··· Records

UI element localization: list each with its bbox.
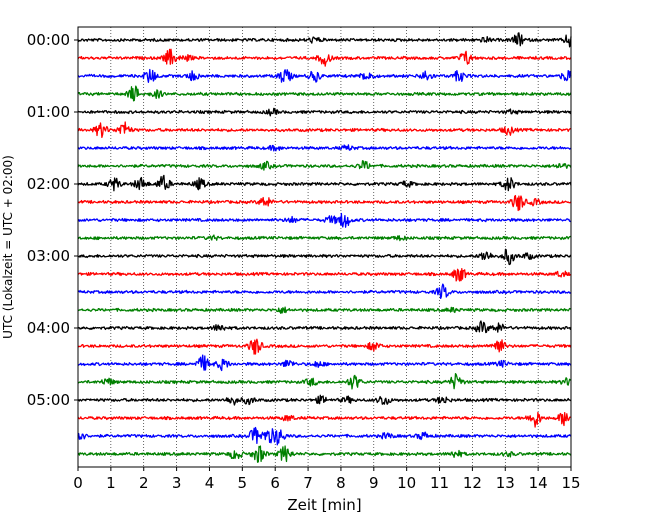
x-tick-label: 9 (369, 474, 379, 492)
y-tick-label: 01:00 (27, 103, 70, 121)
x-tick-label: 6 (270, 474, 280, 492)
x-axis-label: Zeit [min] (287, 496, 361, 514)
x-tick-label: 7 (303, 474, 313, 492)
x-tick-label: 10 (397, 474, 416, 492)
trace-0145 (77, 160, 572, 171)
x-tick-label: 4 (205, 474, 215, 492)
trace-0515 (77, 411, 572, 428)
trace-0400 (77, 320, 572, 334)
grid-layer (110, 27, 539, 467)
x-tick-label: 11 (430, 474, 449, 492)
trace-0415 (77, 338, 572, 355)
y-tick-label: 03:00 (27, 247, 70, 265)
x-tick-label: 0 (73, 474, 83, 492)
trace-0530 (77, 426, 572, 446)
trace-0045 (77, 85, 572, 102)
trace-0230 (77, 212, 572, 228)
x-tick-label: 8 (336, 474, 346, 492)
y-tick-label: 00:00 (27, 31, 70, 49)
trace-0015 (77, 48, 572, 67)
y-tick-label: 02:00 (27, 175, 70, 193)
trace-0300 (77, 248, 572, 266)
trace-0130 (77, 144, 572, 152)
y-tick-label: 04:00 (27, 319, 70, 337)
x-tick-label: 14 (529, 474, 548, 492)
trace-0430 (77, 354, 572, 372)
trace-0315 (77, 268, 572, 282)
trace-0030 (77, 68, 572, 83)
x-tick-label: 12 (463, 474, 482, 492)
x-tick-label: 2 (139, 474, 149, 492)
trace-0500 (77, 394, 572, 406)
y-axis-label: UTC (Lokalzeit = UTC + 02:00) (1, 155, 15, 339)
y-tick-label: 05:00 (27, 391, 70, 409)
trace-0200 (77, 174, 572, 192)
trace-0445 (77, 372, 572, 390)
trace-0215 (77, 194, 572, 212)
trace-0330 (77, 283, 572, 300)
trace-0545 (77, 445, 572, 463)
trace-0000 (77, 32, 572, 48)
x-tick-label: 5 (238, 474, 248, 492)
plot-frame (77, 26, 572, 468)
x-tick-label: 1 (106, 474, 116, 492)
x-tick-label: 3 (172, 474, 182, 492)
trace-0245 (77, 234, 572, 242)
trace-0115 (77, 121, 572, 139)
x-tick-label: 15 (561, 474, 580, 492)
trace-0100 (77, 107, 572, 117)
trace-layer (77, 32, 572, 463)
axis-layer: 0 1 2 3 4 5 6 7 8 9 10 11 12 13 14 1500:0001:0002:0003:… (27, 31, 581, 492)
x-tick-label: 13 (496, 474, 515, 492)
trace-0345 (77, 306, 572, 315)
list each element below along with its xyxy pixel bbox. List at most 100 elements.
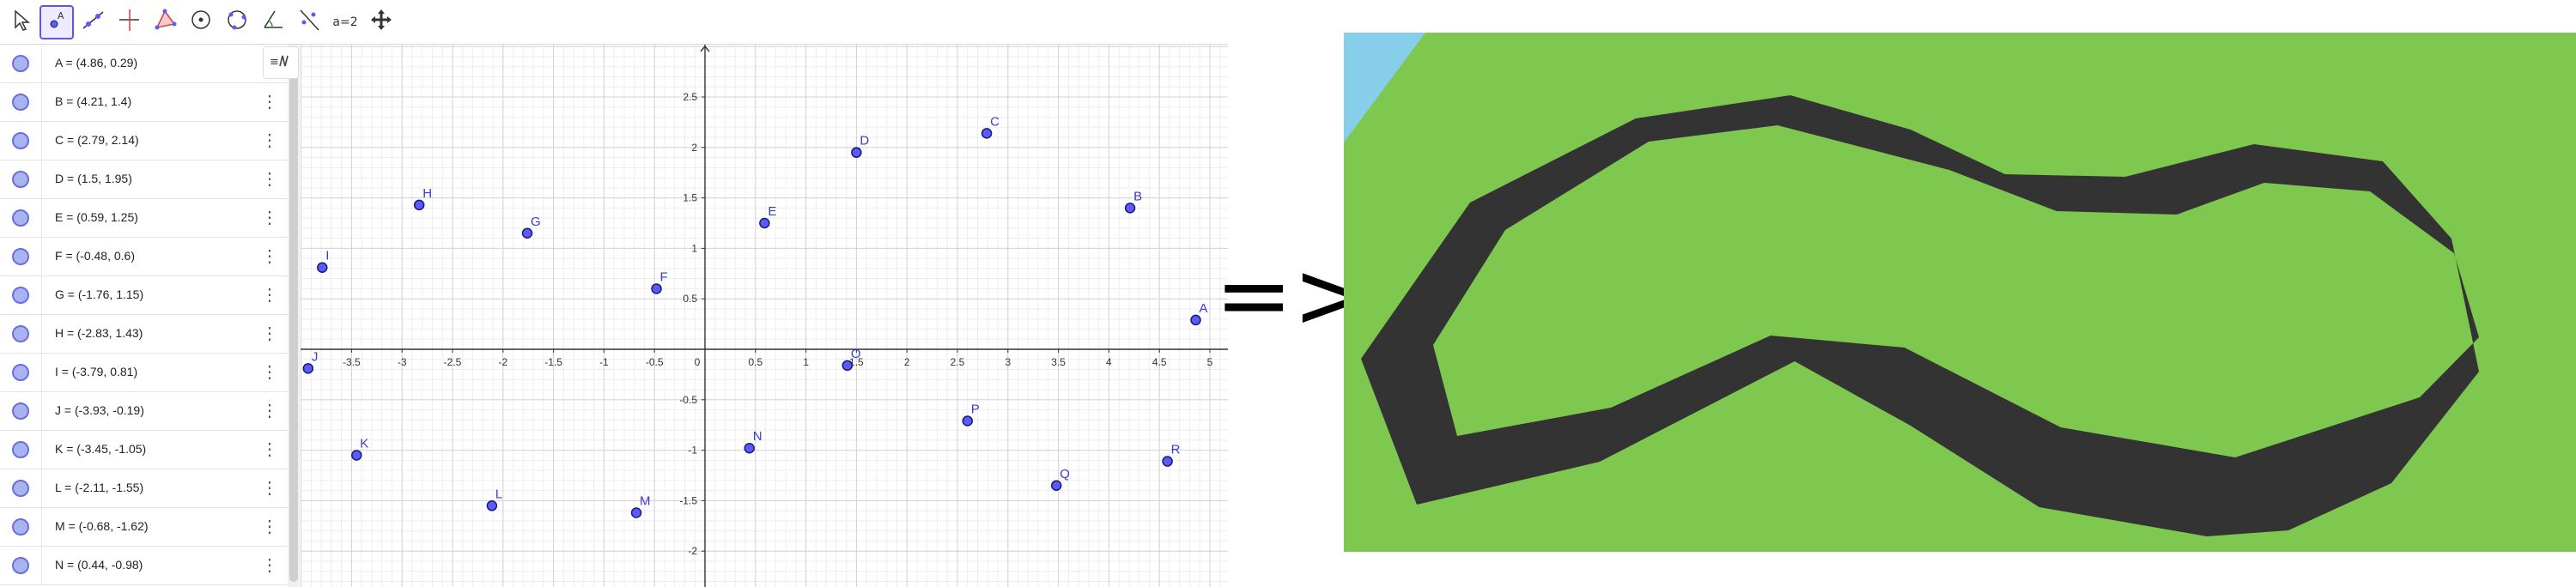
algebra-row[interactable]: N = (0.44, -0.98) ⋮ <box>0 547 288 585</box>
point-P[interactable] <box>962 415 974 427</box>
point-definition[interactable]: E = (0.59, 1.25) <box>55 210 138 224</box>
y-tick-label: 0.5 <box>683 293 697 305</box>
algebra-row[interactable]: K = (-3.45, -1.05) ⋮ <box>0 431 288 469</box>
move-view-icon <box>368 7 394 37</box>
more-options-icon[interactable]: ⋮ <box>261 286 278 305</box>
algebra-row[interactable]: H = (-2.83, 1.43) ⋮ <box>0 315 288 354</box>
more-options-icon[interactable]: ⋮ <box>261 517 278 536</box>
point-Q[interactable] <box>1050 480 1062 492</box>
more-options-icon[interactable]: ⋮ <box>261 93 278 112</box>
point-R[interactable] <box>1162 456 1173 467</box>
point-definition[interactable]: M = (-0.68, -1.62) <box>55 519 149 533</box>
point-definition[interactable]: A = (4.86, 0.29) <box>55 56 138 70</box>
point-K[interactable] <box>351 450 362 461</box>
point-definition[interactable]: D = (1.5, 1.95) <box>55 172 132 185</box>
visibility-toggle[interactable] <box>12 557 29 574</box>
row-divider <box>41 83 42 122</box>
visibility-toggle[interactable] <box>12 132 29 149</box>
point-label-E: E <box>768 204 776 219</box>
point-O[interactable] <box>841 360 854 372</box>
visibility-toggle[interactable] <box>12 325 29 342</box>
visibility-toggle[interactable] <box>12 441 29 458</box>
point-L[interactable] <box>486 500 498 511</box>
graphics-view[interactable]: -3.5 -3 -2.5 -2 -1.5 -1 -0.5 0 0.5 1 1.5 2 2.5 3 3.5 4 4… <box>301 45 1228 587</box>
point-D[interactable] <box>851 147 862 158</box>
visibility-toggle[interactable] <box>12 209 29 227</box>
point-G[interactable] <box>521 227 533 239</box>
point-J[interactable] <box>302 363 314 374</box>
row-divider <box>41 160 42 199</box>
point-N[interactable] <box>744 442 755 454</box>
point-F[interactable] <box>651 283 662 294</box>
visibility-toggle[interactable] <box>12 248 29 265</box>
visibility-toggle[interactable] <box>12 94 29 111</box>
row-divider <box>41 122 42 160</box>
more-options-icon[interactable]: ⋮ <box>261 170 278 189</box>
visibility-toggle[interactable] <box>12 287 29 304</box>
move-tool-button[interactable] <box>3 5 38 39</box>
algebra-row[interactable]: L = (-2.11, -1.55) ⋮ <box>0 469 288 508</box>
more-options-icon[interactable]: ⋮ <box>261 209 278 227</box>
algebra-row[interactable]: A = (4.86, 0.29) <box>0 45 288 83</box>
x-tick-label: 1.5 <box>849 356 864 368</box>
more-options-icon[interactable]: ⋮ <box>261 440 278 459</box>
point-definition[interactable]: F = (-0.48, 0.6) <box>55 249 135 263</box>
point-A[interactable] <box>1190 314 1201 326</box>
point-tool-button[interactable]: A <box>39 4 74 39</box>
point-M[interactable] <box>630 507 642 518</box>
visibility-toggle[interactable] <box>12 55 29 72</box>
row-divider <box>41 392 42 431</box>
point-C[interactable] <box>981 128 993 139</box>
polygon-tool-button[interactable] <box>148 5 182 39</box>
point-definition[interactable]: I = (-3.79, 0.81) <box>55 365 138 378</box>
point-H[interactable] <box>413 199 425 211</box>
point-definition[interactable]: L = (-2.11, -1.55) <box>55 481 144 494</box>
point-definition[interactable]: B = (4.21, 1.4) <box>55 94 132 108</box>
perpendicular-tool-button[interactable] <box>112 5 146 39</box>
algebra-row[interactable]: M = (-0.68, -1.62) ⋮ <box>0 508 288 547</box>
algebra-row[interactable]: E = (0.59, 1.25) ⋮ <box>0 199 288 238</box>
more-options-icon[interactable]: ⋮ <box>261 556 278 575</box>
point-definition[interactable]: G = (-1.76, 1.15) <box>55 287 144 301</box>
x-tick-label: 5 <box>1207 356 1213 368</box>
more-options-icon[interactable]: ⋮ <box>261 363 278 382</box>
algebra-view: A = (4.86, 0.29) B = (4.21, 1.4) ⋮ C = (2.7… <box>0 45 289 587</box>
more-options-icon[interactable]: ⋮ <box>261 324 278 343</box>
circle-3points-tool-button[interactable] <box>220 5 254 39</box>
line-tool-button[interactable] <box>76 5 110 39</box>
y-tick-label: 1 <box>691 242 697 254</box>
point-B[interactable] <box>1124 203 1136 214</box>
point-E[interactable] <box>759 217 770 229</box>
angle-tool-button[interactable] <box>256 5 290 39</box>
reflect-tool-button[interactable] <box>292 5 326 39</box>
algebra-style-button[interactable]: ≡ <box>263 46 299 79</box>
algebra-row[interactable]: C = (2.79, 2.14) ⋮ <box>0 122 288 160</box>
visibility-toggle[interactable] <box>12 518 29 536</box>
visibility-toggle[interactable] <box>12 480 29 497</box>
algebra-row[interactable]: F = (-0.48, 0.6) ⋮ <box>0 238 288 276</box>
algebra-scrollbar[interactable] <box>288 45 300 587</box>
more-options-icon[interactable]: ⋮ <box>261 479 278 498</box>
visibility-toggle[interactable] <box>12 171 29 188</box>
algebra-row[interactable]: I = (-3.79, 0.81) ⋮ <box>0 354 288 392</box>
point-I[interactable] <box>317 262 328 273</box>
visibility-toggle[interactable] <box>12 402 29 420</box>
move-graphics-tool-button[interactable] <box>364 5 398 39</box>
point-definition[interactable]: N = (0.44, -0.98) <box>55 558 143 572</box>
algebra-row[interactable]: J = (-3.93, -0.19) ⋮ <box>0 392 288 431</box>
more-options-icon[interactable]: ⋮ <box>261 247 278 266</box>
slider-tool-button[interactable]: a=2 <box>328 5 362 39</box>
point-definition[interactable]: H = (-2.83, 1.43) <box>55 326 143 340</box>
circle-tool-button[interactable] <box>184 5 218 39</box>
point-definition[interactable]: C = (2.79, 2.14) <box>55 133 139 147</box>
visibility-toggle[interactable] <box>12 364 29 381</box>
algebra-row[interactable]: B = (4.21, 1.4) ⋮ <box>0 83 288 122</box>
point-definition[interactable]: K = (-3.45, -1.05) <box>55 442 147 456</box>
more-options-icon[interactable]: ⋮ <box>261 402 278 421</box>
point-definition[interactable]: J = (-3.93, -0.19) <box>55 403 144 417</box>
scrollbar-thumb[interactable] <box>289 50 298 582</box>
algebra-row[interactable]: G = (-1.76, 1.15) ⋮ <box>0 276 288 315</box>
more-options-icon[interactable]: ⋮ <box>261 131 278 150</box>
algebra-row[interactable]: D = (1.5, 1.95) ⋮ <box>0 160 288 199</box>
row-divider <box>41 238 42 276</box>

······

Revise the stretch of the listing from its start through the line containing "list each element" so that every "y-tick-label" becomes "y-axis-tick", with all else unchanged. Leave the pictures out of your answer.

Answer to the exercise —
UI element localization: list each with its bbox.
x-tick-label: 9 (369, 474, 379, 492)
y-axis-tick: 01:00 (27, 103, 70, 121)
x-tick-label: 6 (270, 474, 280, 492)
x-axis-label: Zeit [min] (287, 496, 361, 514)
x-tick-label: 7 (303, 474, 313, 492)
x-tick-label: 10 (397, 474, 416, 492)
trace-0145 (77, 160, 572, 171)
x-tick-label: 4 (205, 474, 215, 492)
trace-0515 (77, 411, 572, 428)
trace-0400 (77, 320, 572, 334)
grid-layer (110, 27, 539, 467)
x-tick-label: 11 (430, 474, 449, 492)
trace-0415 (77, 338, 572, 355)
y-axis-tick: 03:00 (27, 247, 70, 265)
x-tick-label: 0 (73, 474, 83, 492)
trace-0530 (77, 426, 572, 446)
trace-0045 (77, 85, 572, 102)
trace-0230 (77, 212, 572, 228)
x-tick-label: 8 (336, 474, 346, 492)
y-axis-tick: 00:00 (27, 31, 70, 49)
trace-0015 (77, 48, 572, 67)
y-axis-tick: 02:00 (27, 175, 70, 193)
trace-0300 (77, 248, 572, 266)
trace-0130 (77, 144, 572, 152)
y-axis-tick: 04:00 (27, 319, 70, 337)
x-tick-label: 14 (529, 474, 548, 492)
trace-0430 (77, 354, 572, 372)
trace-0315 (77, 268, 572, 282)
trace-0030 (77, 68, 572, 83)
x-tick-label: 12 (463, 474, 482, 492)
x-tick-label: 2 (139, 474, 149, 492)
trace-0500 (77, 394, 572, 406)
y-axis-label: UTC (Lokalzeit = UTC + 02:00) (1, 155, 15, 339)
y-axis-tick: 05:00 (27, 391, 70, 409)
trace-0200 (77, 174, 572, 192)
trace-0445 (77, 372, 572, 390)
trace-0215 (77, 194, 572, 212)
trace-0330 (77, 283, 572, 300)
trace-0545 (77, 445, 572, 463)
trace-0000 (77, 32, 572, 48)
x-tick-label: 5 (238, 474, 248, 492)
plot-frame (77, 26, 572, 468)
x-tick-label: 1 (106, 474, 116, 492)
x-tick-label: 3 (172, 474, 182, 492)
trace-0245 (77, 234, 572, 242)
trace-0115 (77, 121, 572, 139)
x-tick-label: 15 (561, 474, 580, 492)
trace-0100 (77, 107, 572, 117)
trace-layer (77, 32, 572, 463)
axis-layer: 0 1 2 3 4 5 6 7 8 9 10 11 12 13 14 1500:0001:0002:0003:… (27, 31, 581, 492)
x-tick-label: 13 (496, 474, 515, 492)
trace-0345 (77, 306, 572, 315)
list each element below along with its xyxy pixel bbox. List at most 100 elements.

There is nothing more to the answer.